Extracted entries:
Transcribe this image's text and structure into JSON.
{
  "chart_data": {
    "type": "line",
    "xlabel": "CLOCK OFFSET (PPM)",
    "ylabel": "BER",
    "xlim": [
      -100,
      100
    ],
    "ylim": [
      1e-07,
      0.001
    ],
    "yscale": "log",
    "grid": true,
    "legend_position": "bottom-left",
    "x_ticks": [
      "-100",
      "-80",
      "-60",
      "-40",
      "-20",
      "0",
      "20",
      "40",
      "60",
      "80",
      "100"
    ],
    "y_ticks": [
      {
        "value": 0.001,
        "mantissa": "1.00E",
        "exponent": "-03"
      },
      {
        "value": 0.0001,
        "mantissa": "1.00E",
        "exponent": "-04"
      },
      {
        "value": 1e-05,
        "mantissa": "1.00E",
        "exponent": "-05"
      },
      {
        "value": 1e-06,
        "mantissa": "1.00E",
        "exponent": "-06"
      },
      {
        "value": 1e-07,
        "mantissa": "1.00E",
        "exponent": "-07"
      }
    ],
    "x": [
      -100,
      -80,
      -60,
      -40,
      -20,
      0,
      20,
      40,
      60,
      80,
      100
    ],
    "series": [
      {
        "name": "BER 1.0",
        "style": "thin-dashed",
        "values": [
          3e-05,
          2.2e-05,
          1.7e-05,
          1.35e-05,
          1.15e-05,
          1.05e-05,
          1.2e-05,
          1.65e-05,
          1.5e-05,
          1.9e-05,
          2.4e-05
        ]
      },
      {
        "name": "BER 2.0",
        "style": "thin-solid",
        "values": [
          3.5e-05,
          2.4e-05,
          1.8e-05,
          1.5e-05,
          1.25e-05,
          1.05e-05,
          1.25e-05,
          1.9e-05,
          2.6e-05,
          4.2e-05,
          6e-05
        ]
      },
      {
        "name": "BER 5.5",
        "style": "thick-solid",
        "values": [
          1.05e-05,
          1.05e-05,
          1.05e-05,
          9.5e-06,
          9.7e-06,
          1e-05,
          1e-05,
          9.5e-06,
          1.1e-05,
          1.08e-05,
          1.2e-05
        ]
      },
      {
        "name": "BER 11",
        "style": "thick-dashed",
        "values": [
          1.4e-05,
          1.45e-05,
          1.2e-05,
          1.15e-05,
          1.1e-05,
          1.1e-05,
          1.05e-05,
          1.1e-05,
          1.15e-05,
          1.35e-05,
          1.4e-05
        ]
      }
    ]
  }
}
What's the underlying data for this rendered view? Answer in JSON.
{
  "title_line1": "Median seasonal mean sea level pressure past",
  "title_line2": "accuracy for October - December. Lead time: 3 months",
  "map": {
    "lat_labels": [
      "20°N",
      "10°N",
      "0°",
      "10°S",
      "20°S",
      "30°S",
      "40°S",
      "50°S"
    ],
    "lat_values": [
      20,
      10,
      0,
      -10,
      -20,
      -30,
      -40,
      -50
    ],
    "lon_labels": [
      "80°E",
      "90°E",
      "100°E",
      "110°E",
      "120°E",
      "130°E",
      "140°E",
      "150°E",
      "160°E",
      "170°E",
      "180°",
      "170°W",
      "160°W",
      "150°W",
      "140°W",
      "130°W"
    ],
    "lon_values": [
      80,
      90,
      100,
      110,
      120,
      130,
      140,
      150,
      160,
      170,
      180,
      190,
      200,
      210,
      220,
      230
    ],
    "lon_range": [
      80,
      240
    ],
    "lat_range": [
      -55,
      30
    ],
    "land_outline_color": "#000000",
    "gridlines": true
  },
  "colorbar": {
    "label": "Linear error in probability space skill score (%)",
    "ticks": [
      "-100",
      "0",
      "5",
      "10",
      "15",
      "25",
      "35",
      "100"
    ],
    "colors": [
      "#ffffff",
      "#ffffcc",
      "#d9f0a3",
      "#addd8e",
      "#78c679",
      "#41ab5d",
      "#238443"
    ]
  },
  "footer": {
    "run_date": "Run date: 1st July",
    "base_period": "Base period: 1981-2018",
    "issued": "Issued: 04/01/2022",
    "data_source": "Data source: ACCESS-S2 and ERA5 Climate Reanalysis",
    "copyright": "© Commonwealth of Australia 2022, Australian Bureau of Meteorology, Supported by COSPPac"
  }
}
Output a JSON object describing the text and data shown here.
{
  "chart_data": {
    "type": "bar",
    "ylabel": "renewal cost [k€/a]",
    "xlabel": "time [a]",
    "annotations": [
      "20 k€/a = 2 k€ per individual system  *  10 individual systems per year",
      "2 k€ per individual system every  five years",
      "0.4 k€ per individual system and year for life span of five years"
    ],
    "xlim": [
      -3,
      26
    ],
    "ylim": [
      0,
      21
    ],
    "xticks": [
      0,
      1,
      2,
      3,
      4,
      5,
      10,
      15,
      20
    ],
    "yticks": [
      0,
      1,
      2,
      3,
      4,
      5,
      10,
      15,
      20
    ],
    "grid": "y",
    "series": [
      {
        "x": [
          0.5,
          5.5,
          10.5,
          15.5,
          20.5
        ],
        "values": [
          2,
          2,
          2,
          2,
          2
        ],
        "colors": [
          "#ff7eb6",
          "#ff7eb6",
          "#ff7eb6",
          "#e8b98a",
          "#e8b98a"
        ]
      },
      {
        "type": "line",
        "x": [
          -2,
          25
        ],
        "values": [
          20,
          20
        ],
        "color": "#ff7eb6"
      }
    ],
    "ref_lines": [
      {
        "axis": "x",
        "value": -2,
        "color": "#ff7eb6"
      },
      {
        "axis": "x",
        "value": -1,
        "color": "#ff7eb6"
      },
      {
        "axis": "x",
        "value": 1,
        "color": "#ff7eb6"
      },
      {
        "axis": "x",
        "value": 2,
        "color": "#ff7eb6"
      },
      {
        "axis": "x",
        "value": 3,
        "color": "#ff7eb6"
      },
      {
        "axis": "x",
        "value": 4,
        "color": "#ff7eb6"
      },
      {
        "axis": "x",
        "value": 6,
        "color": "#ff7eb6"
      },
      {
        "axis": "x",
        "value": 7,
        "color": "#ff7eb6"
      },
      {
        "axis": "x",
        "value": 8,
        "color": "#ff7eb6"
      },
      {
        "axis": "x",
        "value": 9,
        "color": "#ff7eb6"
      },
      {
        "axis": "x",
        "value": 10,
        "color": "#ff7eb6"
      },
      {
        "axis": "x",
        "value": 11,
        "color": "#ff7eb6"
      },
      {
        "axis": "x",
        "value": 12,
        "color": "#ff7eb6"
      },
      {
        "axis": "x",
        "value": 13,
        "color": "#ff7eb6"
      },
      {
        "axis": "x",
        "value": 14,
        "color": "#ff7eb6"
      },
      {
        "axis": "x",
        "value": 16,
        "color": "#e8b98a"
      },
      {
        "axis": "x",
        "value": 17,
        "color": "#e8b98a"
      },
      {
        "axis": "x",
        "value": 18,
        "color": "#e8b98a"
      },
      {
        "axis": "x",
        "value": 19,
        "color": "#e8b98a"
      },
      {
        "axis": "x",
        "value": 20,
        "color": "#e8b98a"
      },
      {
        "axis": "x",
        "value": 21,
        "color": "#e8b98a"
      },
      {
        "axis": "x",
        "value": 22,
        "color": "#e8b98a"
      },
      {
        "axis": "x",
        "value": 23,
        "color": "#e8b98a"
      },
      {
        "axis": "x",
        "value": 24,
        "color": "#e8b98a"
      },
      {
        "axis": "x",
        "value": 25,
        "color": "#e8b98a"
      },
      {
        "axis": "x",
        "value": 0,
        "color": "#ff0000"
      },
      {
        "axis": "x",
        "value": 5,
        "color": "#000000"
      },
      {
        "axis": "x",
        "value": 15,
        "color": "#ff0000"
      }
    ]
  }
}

Given instruction: Reproduce the records above exactly.

Reply to the task:
Transcribe this image's text and structure into JSON.
{
  "chart_data": {
    "type": "line",
    "xlabel": "CLOCK OFFSET (PPM)",
    "ylabel": "BER",
    "xlim": [
      -100,
      100
    ],
    "ylim": [
      1e-07,
      0.001
    ],
    "yscale": "log",
    "grid": true,
    "legend_position": "bottom-left",
    "x_ticks": [
      "-100",
      "-80",
      "-60",
      "-40",
      "-20",
      "0",
      "20",
      "40",
      "60",
      "80",
      "100"
    ],
    "y_ticks": [
      {
        "value": 0.001,
        "mantissa": "1.00E",
        "exponent": "-03"
      },
      {
        "value": 0.0001,
        "mantissa": "1.00E",
        "exponent": "-04"
      },
      {
        "value": 1e-05,
        "mantissa": "1.00E",
        "exponent": "-05"
      },
      {
        "value": 1e-06,
        "mantissa": "1.00E",
        "exponent": "-06"
      },
      {
        "value": 1e-07,
        "mantissa": "1.00E",
        "exponent": "-07"
      }
    ],
    "x": [
      -100,
      -80,
      -60,
      -40,
      -20,
      0,
      20,
      40,
      60,
      80,
      100
    ],
    "series": [
      {
        "name": "BER 1.0",
        "style": "thin-dashed",
        "values": [
          3e-05,
          2.2e-05,
          1.7e-05,
          1.35e-05,
          1.15e-05,
          1.05e-05,
          1.2e-05,
          1.65e-05,
          1.5e-05,
          1.9e-05,
          2.4e-05
        ]
      },
      {
        "name": "BER 2.0",
        "style": "thin-solid",
        "values": [
          3.5e-05,
          2.4e-05,
          1.8e-05,
          1.5e-05,
          1.25e-05,
          1.05e-05,
          1.25e-05,
          1.9e-05,
          2.6e-05,
          4.2e-05,
          6e-05
        ]
      },
      {
        "name": "BER 5.5",
        "style": "thick-solid",
        "values": [
          1.05e-05,
          1.05e-05,
          1.05e-05,
          9.5e-06,
          9.7e-06,
          1e-05,
          1e-05,
          9.5e-06,
          1.1e-05,
          1.08e-05,
          1.2e-05
        ]
      },
      {
        "name": "BER 11",
        "style": "thick-dashed",
        "values": [
          1.4e-05,
          1.45e-05,
          1.2e-05,
          1.15e-05,
          1.1e-05,
          1.1e-05,
          1.05e-05,
          1.1e-05,
          1.15e-05,
          1.35e-05,
          1.4e-05
        ]
      }
    ]
  }
}
What's the underlying data for this rendered view? Answer in JSON.
{
  "title_line1": "Median seasonal mean sea level pressure past",
  "title_line2": "accuracy for October - December. Lead time: 3 months",
  "map": {
    "lat_labels": [
      "20°N",
      "10°N",
      "0°",
      "10°S",
      "20°S",
      "30°S",
      "40°S",
      "50°S"
    ],
    "lat_values": [
      20,
      10,
      0,
      -10,
      -20,
      -30,
      -40,
      -50
    ],
    "lon_labels": [
      "80°E",
      "90°E",
      "100°E",
      "110°E",
      "120°E",
      "130°E",
      "140°E",
      "150°E",
      "160°E",
      "170°E",
      "180°",
      "170°W",
      "160°W",
      "150°W",
      "140°W",
      "130°W"
    ],
    "lon_values": [
      80,
      90,
      100,
      110,
      120,
      130,
      140,
      150,
      160,
      170,
      180,
      190,
      200,
      210,
      220,
      230
    ],
    "lon_range": [
      80,
      240
    ],
    "lat_range": [
      -55,
      30
    ],
    "land_outline_color": "#000000",
    "gridlines": true
  },
  "colorbar": {
    "label": "Linear error in probability space skill score (%)",
    "ticks": [
      "-100",
      "0",
      "5",
      "10",
      "15",
      "25",
      "35",
      "100"
    ],
    "colors": [
      "#ffffff",
      "#ffffcc",
      "#d9f0a3",
      "#addd8e",
      "#78c679",
      "#41ab5d",
      "#238443"
    ]
  },
  "footer": {
    "run_date": "Run date: 1st July",
    "base_period": "Base period: 1981-2018",
    "issued": "Issued: 04/01/2022",
    "data_source": "Data source: ACCESS-S2 and ERA5 Climate Reanalysis",
    "copyright": "© Commonwealth of Australia 2022, Australian Bureau of Meteorology, Supported by COSPPac"
  }
}
Output a JSON object describing the text and data shown here.
{
  "chart_data": {
    "type": "bar",
    "ylabel": "renewal cost [k€/a]",
    "xlabel": "time [a]",
    "annotations": [
      "20 k€/a = 2 k€ per individual system  *  10 individual systems per year",
      "2 k€ per individual system every  five years",
      "0.4 k€ per individual system and year for life span of five years"
    ],
    "xlim": [
      -3,
      26
    ],
    "ylim": [
      0,
      21
    ],
    "xticks": [
      0,
      1,
      2,
      3,
      4,
      5,
      10,
      15,
      20
    ],
    "yticks": [
      0,
      1,
      2,
      3,
      4,
      5,
      10,
      15,
      20
    ],
    "grid": "y",
    "series": [
      {
        "x": [
          0.5,
          5.5,
          10.5,
          15.5,
          20.5
        ],
        "values": [
          2,
          2,
          2,
          2,
          2
        ],
        "colors": [
          "#ff7eb6",
          "#ff7eb6",
          "#ff7eb6",
          "#e8b98a",
          "#e8b98a"
        ]
      },
      {
        "type": "line",
        "x": [
          -2,
          25
        ],
        "values": [
          20,
          20
        ],
        "color": "#ff7eb6"
      }
    ],
    "ref_lines": [
      {
        "axis": "x",
        "value": -2,
        "color": "#ff7eb6"
      },
      {
        "axis": "x",
        "value": -1,
        "color": "#ff7eb6"
      },
      {
        "axis": "x",
        "value": 1,
        "color": "#ff7eb6"
      },
      {
        "axis": "x",
        "value": 2,
        "color": "#ff7eb6"
      },
      {
        "axis": "x",
        "value": 3,
        "color": "#ff7eb6"
      },
      {
        "axis": "x",
        "value": 4,
        "color": "#ff7eb6"
      },
      {
        "axis": "x",
        "value": 6,
        "color": "#ff7eb6"
      },
      {
        "axis": "x",
        "value": 7,
        "color": "#ff7eb6"
      },
      {
        "axis": "x",
        "value": 8,
        "color": "#ff7eb6"
      },
      {
        "axis": "x",
        "value": 9,
        "color": "#ff7eb6"
      },
      {
        "axis": "x",
        "value": 10,
        "color": "#ff7eb6"
      },
      {
        "axis": "x",
        "value": 11,
        "color": "#ff7eb6"
      },
      {
        "axis": "x",
        "value": 12,
        "color": "#ff7eb6"
      },
      {
        "axis": "x",
        "value": 13,
        "color": "#ff7eb6"
      },
      {
        "axis": "x",
        "value": 14,
        "color": "#ff7eb6"
      },
      {
        "axis": "x",
        "value": 16,
        "color": "#e8b98a"
      },
      {
        "axis": "x",
        "value": 17,
        "color": "#e8b98a"
      },
      {
        "axis": "x",
        "value": 18,
        "color": "#e8b98a"
      },
      {
        "axis": "x",
        "value": 19,
        "color": "#e8b98a"
      },
      {
        "axis": "x",
        "value": 20,
        "color": "#e8b98a"
      },
      {
        "axis": "x",
        "value": 21,
        "color": "#e8b98a"
      },
      {
        "axis": "x",
        "value": 22,
        "color": "#e8b98a"
      },
      {
        "axis": "x",
        "value": 23,
        "color": "#e8b98a"
      },
      {
        "axis": "x",
        "value": 24,
        "color": "#e8b98a"
      },
      {
        "axis": "x",
        "value": 25,
        "color": "#e8b98a"
      },
      {
        "axis": "x",
        "value": 0,
        "color": "#ff0000"
      },
      {
        "axis": "x",
        "value": 5,
        "color": "#000000"
      },
      {
        "axis": "x",
        "value": 15,
        "color": "#ff0000"
      }
    ]
  }
}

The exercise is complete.